* **DATASET RECORDS**:
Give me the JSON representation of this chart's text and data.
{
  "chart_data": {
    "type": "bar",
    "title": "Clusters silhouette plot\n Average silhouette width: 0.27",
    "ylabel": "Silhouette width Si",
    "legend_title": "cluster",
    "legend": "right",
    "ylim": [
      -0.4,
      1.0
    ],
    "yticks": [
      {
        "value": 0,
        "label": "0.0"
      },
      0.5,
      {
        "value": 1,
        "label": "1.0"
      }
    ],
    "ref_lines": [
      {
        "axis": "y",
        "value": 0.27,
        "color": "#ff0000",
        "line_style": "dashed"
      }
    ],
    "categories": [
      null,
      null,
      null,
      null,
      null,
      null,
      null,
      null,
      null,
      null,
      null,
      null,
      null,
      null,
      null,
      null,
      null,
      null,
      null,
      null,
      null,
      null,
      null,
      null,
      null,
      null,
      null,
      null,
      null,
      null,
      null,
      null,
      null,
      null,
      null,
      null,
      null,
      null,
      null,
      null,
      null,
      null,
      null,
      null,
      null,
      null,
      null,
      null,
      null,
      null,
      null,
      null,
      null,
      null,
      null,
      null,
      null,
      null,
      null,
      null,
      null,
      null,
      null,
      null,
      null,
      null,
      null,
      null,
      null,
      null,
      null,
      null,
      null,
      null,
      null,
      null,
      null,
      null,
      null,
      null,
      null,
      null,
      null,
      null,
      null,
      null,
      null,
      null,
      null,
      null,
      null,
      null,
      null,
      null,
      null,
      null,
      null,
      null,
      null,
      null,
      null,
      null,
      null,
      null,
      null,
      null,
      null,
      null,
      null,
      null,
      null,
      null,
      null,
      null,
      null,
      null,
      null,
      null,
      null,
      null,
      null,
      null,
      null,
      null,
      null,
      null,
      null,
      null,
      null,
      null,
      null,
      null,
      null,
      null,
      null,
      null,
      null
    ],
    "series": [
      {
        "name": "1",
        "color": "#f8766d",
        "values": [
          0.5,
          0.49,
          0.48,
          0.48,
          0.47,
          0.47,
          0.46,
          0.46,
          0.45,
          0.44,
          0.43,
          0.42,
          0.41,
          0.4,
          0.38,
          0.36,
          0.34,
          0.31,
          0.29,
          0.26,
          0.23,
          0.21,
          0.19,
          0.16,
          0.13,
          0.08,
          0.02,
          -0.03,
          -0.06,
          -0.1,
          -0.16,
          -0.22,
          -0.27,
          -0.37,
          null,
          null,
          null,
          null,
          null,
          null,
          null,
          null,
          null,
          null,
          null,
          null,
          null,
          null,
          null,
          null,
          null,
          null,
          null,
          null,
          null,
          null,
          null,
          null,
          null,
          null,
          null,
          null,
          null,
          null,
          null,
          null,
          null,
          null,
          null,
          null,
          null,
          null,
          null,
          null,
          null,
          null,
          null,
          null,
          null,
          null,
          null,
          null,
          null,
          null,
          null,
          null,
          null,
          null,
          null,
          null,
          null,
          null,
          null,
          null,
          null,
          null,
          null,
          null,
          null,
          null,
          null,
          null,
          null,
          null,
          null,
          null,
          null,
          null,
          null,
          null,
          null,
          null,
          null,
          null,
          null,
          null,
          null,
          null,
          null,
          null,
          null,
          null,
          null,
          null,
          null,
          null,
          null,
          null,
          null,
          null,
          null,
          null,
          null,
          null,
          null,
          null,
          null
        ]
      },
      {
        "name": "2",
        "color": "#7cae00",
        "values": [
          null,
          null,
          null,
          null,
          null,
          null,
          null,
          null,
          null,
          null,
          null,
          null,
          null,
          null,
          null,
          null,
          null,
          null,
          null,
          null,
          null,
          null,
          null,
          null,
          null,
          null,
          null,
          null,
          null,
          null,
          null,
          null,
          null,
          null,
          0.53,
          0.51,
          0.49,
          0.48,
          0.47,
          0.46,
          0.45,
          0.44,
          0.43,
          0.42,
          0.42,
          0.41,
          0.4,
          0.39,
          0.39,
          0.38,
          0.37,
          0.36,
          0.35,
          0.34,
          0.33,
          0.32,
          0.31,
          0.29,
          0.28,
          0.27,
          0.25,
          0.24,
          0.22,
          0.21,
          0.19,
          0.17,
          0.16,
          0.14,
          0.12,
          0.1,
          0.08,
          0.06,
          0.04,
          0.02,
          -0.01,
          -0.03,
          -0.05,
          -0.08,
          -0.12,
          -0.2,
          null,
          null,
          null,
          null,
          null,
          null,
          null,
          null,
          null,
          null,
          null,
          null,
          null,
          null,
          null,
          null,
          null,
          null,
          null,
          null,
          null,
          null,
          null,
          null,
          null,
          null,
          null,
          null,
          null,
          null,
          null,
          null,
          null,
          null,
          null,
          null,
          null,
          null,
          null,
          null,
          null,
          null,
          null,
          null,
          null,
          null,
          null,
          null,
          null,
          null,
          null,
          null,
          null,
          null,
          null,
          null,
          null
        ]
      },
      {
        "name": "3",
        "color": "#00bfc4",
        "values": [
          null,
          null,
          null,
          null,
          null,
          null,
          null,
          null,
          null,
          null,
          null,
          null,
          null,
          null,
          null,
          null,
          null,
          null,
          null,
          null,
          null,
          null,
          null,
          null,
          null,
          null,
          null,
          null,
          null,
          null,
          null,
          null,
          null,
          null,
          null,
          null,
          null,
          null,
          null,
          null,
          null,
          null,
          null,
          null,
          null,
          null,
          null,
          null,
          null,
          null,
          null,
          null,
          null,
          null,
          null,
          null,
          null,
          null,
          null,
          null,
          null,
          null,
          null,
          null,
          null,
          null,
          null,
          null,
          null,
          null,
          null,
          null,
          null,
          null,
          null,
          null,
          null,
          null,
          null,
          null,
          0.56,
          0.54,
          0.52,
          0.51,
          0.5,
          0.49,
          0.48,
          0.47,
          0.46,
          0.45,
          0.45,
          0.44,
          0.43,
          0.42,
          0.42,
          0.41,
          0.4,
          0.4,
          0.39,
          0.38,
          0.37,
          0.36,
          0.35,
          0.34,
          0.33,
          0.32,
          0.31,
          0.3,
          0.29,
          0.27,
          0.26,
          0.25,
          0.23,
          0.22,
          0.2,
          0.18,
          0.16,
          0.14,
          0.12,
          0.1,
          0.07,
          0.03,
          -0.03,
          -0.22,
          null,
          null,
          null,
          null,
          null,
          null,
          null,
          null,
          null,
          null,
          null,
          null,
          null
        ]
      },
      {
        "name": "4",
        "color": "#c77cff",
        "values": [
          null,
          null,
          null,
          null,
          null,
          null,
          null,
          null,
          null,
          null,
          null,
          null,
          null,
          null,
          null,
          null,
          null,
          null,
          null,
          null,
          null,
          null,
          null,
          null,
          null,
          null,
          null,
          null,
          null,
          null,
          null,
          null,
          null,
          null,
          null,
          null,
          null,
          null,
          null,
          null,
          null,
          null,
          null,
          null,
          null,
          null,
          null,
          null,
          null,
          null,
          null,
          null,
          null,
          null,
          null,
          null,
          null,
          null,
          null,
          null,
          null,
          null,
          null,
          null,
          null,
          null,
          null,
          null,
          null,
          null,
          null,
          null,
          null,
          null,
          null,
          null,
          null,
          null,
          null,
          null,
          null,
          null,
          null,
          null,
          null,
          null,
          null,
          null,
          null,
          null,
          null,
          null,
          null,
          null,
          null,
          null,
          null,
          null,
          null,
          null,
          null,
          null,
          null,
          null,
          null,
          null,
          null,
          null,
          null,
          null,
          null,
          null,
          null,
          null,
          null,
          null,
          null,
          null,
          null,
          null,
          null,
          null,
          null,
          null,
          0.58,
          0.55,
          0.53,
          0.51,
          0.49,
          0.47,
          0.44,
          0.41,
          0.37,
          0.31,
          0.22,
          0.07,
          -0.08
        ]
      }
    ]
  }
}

* **EXERCISE INSTRUCTIONS**: Would you reproduce all the entries exactly?

* **ANSWER**:
Give me the JSON representation of this chart's text and data.
{
  "chart_data": {
    "type": "bar",
    "title": "Clusters silhouette plot\n Average silhouette width: 0.27",
    "ylabel": "Silhouette width Si",
    "legend_title": "cluster",
    "legend": "right",
    "ylim": [
      -0.4,
      1.0
    ],
    "yticks": [
      {
        "value": 0,
        "label": "0.0"
      },
      0.5,
      {
        "value": 1,
        "label": "1.0"
      }
    ],
    "ref_lines": [
      {
        "axis": "y",
        "value": 0.27,
        "color": "#ff0000",
        "line_style": "dashed"
      }
    ],
    "categories": [
      null,
      null,
      null,
      null,
      null,
      null,
      null,
      null,
      null,
      null,
      null,
      null,
      null,
      null,
      null,
      null,
      null,
      null,
      null,
      null,
      null,
      null,
      null,
      null,
      null,
      null,
      null,
      null,
      null,
      null,
      null,
      null,
      null,
      null,
      null,
      null,
      null,
      null,
      null,
      null,
      null,
      null,
      null,
      null,
      null,
      null,
      null,
      null,
      null,
      null,
      null,
      null,
      null,
      null,
      null,
      null,
      null,
      null,
      null,
      null,
      null,
      null,
      null,
      null,
      null,
      null,
      null,
      null,
      null,
      null,
      null,
      null,
      null,
      null,
      null,
      null,
      null,
      null,
      null,
      null,
      null,
      null,
      null,
      null,
      null,
      null,
      null,
      null,
      null,
      null,
      null,
      null,
      null,
      null,
      null,
      null,
      null,
      null,
      null,
      null,
      null,
      null,
      null,
      null,
      null,
      null,
      null,
      null,
      null,
      null,
      null,
      null,
      null,
      null,
      null,
      null,
      null,
      null,
      null,
      null,
      null,
      null,
      null,
      null,
      null,
      null,
      null,
      null,
      null,
      null,
      null,
      null,
      null,
      null,
      null,
      null,
      null
    ],
    "series": [
      {
        "name": "1",
        "color": "#f8766d",
        "values": [
          0.5,
          0.49,
          0.48,
          0.48,
          0.47,
          0.47,
          0.46,
          0.46,
          0.45,
          0.44,
          0.43,
          0.42,
          0.41,
          0.4,
          0.38,
          0.36,
          0.34,
          0.31,
          0.29,
          0.26,
          0.23,
          0.21,
          0.19,
          0.16,
          0.13,
          0.08,
          0.02,
          -0.03,
          -0.06,
          -0.1,
          -0.16,
          -0.22,
          -0.27,
          -0.37,
          null,
          null,
          null,
          null,
          null,
          null,
          null,
          null,
          null,
          null,
          null,
          null,
          null,
          null,
          null,
          null,
          null,
          null,
          null,
          null,
          null,
          null,
          null,
          null,
          null,
          null,
          null,
          null,
          null,
          null,
          null,
          null,
          null,
          null,
          null,
          null,
          null,
          null,
          null,
          null,
          null,
          null,
          null,
          null,
          null,
          null,
          null,
          null,
          null,
          null,
          null,
          null,
          null,
          null,
          null,
          null,
          null,
          null,
          null,
          null,
          null,
          null,
          null,
          null,
          null,
          null,
          null,
          null,
          null,
          null,
          null,
          null,
          null,
          null,
          null,
          null,
          null,
          null,
          null,
          null,
          null,
          null,
          null,
          null,
          null,
          null,
          null,
          null,
          null,
          null,
          null,
          null,
          null,
          null,
          null,
          null,
          null,
          null,
          null,
          null,
          null,
          null,
          null
        ]
      },
      {
        "name": "2",
        "color": "#7cae00",
        "values": [
          null,
          null,
          null,
          null,
          null,
          null,
          null,
          null,
          null,
          null,
          null,
          null,
          null,
          null,
          null,
          null,
          null,
          null,
          null,
          null,
          null,
          null,
          null,
          null,
          null,
          null,
          null,
          null,
          null,
          null,
          null,
          null,
          null,
          null,
          0.53,
          0.51,
          0.49,
          0.48,
          0.47,
          0.46,
          0.45,
          0.44,
          0.43,
          0.42,
          0.42,
          0.41,
          0.4,
          0.39,
          0.39,
          0.38,
          0.37,
          0.36,
          0.35,
          0.34,
          0.33,
          0.32,
          0.31,
          0.29,
          0.28,
          0.27,
          0.25,
          0.24,
          0.22,
          0.21,
          0.19,
          0.17,
          0.16,
          0.14,
          0.12,
          0.1,
          0.08,
          0.06,
          0.04,
          0.02,
          -0.01,
          -0.03,
          -0.05,
          -0.08,
          -0.12,
          -0.2,
          null,
          null,
          null,
          null,
          null,
          null,
          null,
          null,
          null,
          null,
          null,
          null,
          null,
          null,
          null,
          null,
          null,
          null,
          null,
          null,
          null,
          null,
          null,
          null,
          null,
          null,
          null,
          null,
          null,
          null,
          null,
          null,
          null,
          null,
          null,
          null,
          null,
          null,
          null,
          null,
          null,
          null,
          null,
          null,
          null,
          null,
          null,
          null,
          null,
          null,
          null,
          null,
          null,
          null,
          null,
          null,
          null
        ]
      },
      {
        "name": "3",
        "color": "#00bfc4",
        "values": [
          null,
          null,
          null,
          null,
          null,
          null,
          null,
          null,
          null,
          null,
          null,
          null,
          null,
          null,
          null,
          null,
          null,
          null,
          null,
          null,
          null,
          null,
          null,
          null,
          null,
          null,
          null,
          null,
          null,
          null,
          null,
          null,
          null,
          null,
          null,
          null,
          null,
          null,
          null,
          null,
          null,
          null,
          null,
          null,
          null,
          null,
          null,
          null,
          null,
          null,
          null,
          null,
          null,
          null,
          null,
          null,
          null,
          null,
          null,
          null,
          null,
          null,
          null,
          null,
          null,
          null,
          null,
          null,
          null,
          null,
          null,
          null,
          null,
          null,
          null,
          null,
          null,
          null,
          null,
          null,
          0.56,
          0.54,
          0.52,
          0.51,
          0.5,
          0.49,
          0.48,
          0.47,
          0.46,
          0.45,
          0.45,
          0.44,
          0.43,
          0.42,
          0.42,
          0.41,
          0.4,
          0.4,
          0.39,
          0.38,
          0.37,
          0.36,
          0.35,
          0.34,
          0.33,
          0.32,
          0.31,
          0.3,
          0.29,
          0.27,
          0.26,
          0.25,
          0.23,
          0.22,
          0.2,
          0.18,
          0.16,
          0.14,
          0.12,
          0.1,
          0.07,
          0.03,
          -0.03,
          -0.22,
          null,
          null,
          null,
          null,
          null,
          null,
          null,
          null,
          null,
          null,
          null,
          null,
          null
        ]
      },
      {
        "name": "4",
        "color": "#c77cff",
        "values": [
          null,
          null,
          null,
          null,
          null,
          null,
          null,
          null,
          null,
          null,
          null,
          null,
          null,
          null,
          null,
          null,
          null,
          null,
          null,
          null,
          null,
          null,
          null,
          null,
          null,
          null,
          null,
          null,
          null,
          null,
          null,
          null,
          null,
          null,
          null,
          null,
          null,
          null,
          null,
          null,
          null,
          null,
          null,
          null,
          null,
          null,
          null,
          null,
          null,
          null,
          null,
          null,
          null,
          null,
          null,
          null,
          null,
          null,
          null,
          null,
          null,
          null,
          null,
          null,
          null,
          null,
          null,
          null,
          null,
          null,
          null,
          null,
          null,
          null,
          null,
          null,
          null,
          null,
          null,
          null,
          null,
          null,
          null,
          null,
          null,
          null,
          null,
          null,
          null,
          null,
          null,
          null,
          null,
          null,
          null,
          null,
          null,
          null,
          null,
          null,
          null,
          null,
          null,
          null,
          null,
          null,
          null,
          null,
          null,
          null,
          null,
          null,
          null,
          null,
          null,
          null,
          null,
          null,
          null,
          null,
          null,
          null,
          null,
          null,
          0.58,
          0.55,
          0.53,
          0.51,
          0.49,
          0.47,
          0.44,
          0.41,
          0.37,
          0.31,
          0.22,
          0.07,
          -0.08
        ]
      }
    ]
  }
}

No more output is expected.